[Stored dataset items]
[Start]

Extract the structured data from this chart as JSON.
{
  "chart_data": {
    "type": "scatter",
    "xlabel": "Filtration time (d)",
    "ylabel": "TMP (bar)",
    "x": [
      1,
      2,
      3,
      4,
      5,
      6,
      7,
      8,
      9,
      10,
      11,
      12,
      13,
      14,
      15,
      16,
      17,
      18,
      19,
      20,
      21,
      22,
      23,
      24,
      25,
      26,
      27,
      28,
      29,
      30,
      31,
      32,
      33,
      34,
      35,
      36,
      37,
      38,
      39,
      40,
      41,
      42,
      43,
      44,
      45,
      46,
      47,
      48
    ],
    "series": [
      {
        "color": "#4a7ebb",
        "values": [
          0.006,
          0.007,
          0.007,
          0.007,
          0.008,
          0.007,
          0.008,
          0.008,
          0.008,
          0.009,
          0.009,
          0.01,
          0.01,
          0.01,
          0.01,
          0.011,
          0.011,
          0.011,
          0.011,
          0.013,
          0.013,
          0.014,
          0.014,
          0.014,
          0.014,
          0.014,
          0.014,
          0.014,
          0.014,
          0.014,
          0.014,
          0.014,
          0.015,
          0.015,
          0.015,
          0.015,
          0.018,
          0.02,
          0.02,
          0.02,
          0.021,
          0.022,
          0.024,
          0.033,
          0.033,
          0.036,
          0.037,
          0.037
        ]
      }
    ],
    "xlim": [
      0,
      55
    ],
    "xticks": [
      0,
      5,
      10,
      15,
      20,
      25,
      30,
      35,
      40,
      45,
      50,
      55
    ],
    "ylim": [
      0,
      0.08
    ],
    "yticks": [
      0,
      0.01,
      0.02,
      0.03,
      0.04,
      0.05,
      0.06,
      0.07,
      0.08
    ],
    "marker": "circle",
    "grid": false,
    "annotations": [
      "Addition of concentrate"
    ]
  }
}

[End]

> [Request]
Output each entry precisely as given.

> [Result of the task]
Extract the structured data from this chart as JSON.
{
  "chart_data": {
    "type": "scatter",
    "xlabel": "Filtration time (d)",
    "ylabel": "TMP (bar)",
    "x": [
      1,
      2,
      3,
      4,
      5,
      6,
      7,
      8,
      9,
      10,
      11,
      12,
      13,
      14,
      15,
      16,
      17,
      18,
      19,
      20,
      21,
      22,
      23,
      24,
      25,
      26,
      27,
      28,
      29,
      30,
      31,
      32,
      33,
      34,
      35,
      36,
      37,
      38,
      39,
      40,
      41,
      42,
      43,
      44,
      45,
      46,
      47,
      48
    ],
    "series": [
      {
        "color": "#4a7ebb",
        "values": [
          0.006,
          0.007,
          0.007,
          0.007,
          0.008,
          0.007,
          0.008,
          0.008,
          0.008,
          0.009,
          0.009,
          0.01,
          0.01,
          0.01,
          0.01,
          0.011,
          0.011,
          0.011,
          0.011,
          0.013,
          0.013,
          0.014,
          0.014,
          0.014,
          0.014,
          0.014,
          0.014,
          0.014,
          0.014,
          0.014,
          0.014,
          0.014,
          0.015,
          0.015,
          0.015,
          0.015,
          0.018,
          0.02,
          0.02,
          0.02,
          0.021,
          0.022,
          0.024,
          0.033,
          0.033,
          0.036,
          0.037,
          0.037
        ]
      }
    ],
    "xlim": [
      0,
      55
    ],
    "xticks": [
      0,
      5,
      10,
      15,
      20,
      25,
      30,
      35,
      40,
      45,
      50,
      55
    ],
    "ylim": [
      0,
      0.08
    ],
    "yticks": [
      0,
      0.01,
      0.02,
      0.03,
      0.04,
      0.05,
      0.06,
      0.07,
      0.08
    ],
    "marker": "circle",
    "grid": false,
    "annotations": [
      "Addition of concentrate"
    ]
  }
}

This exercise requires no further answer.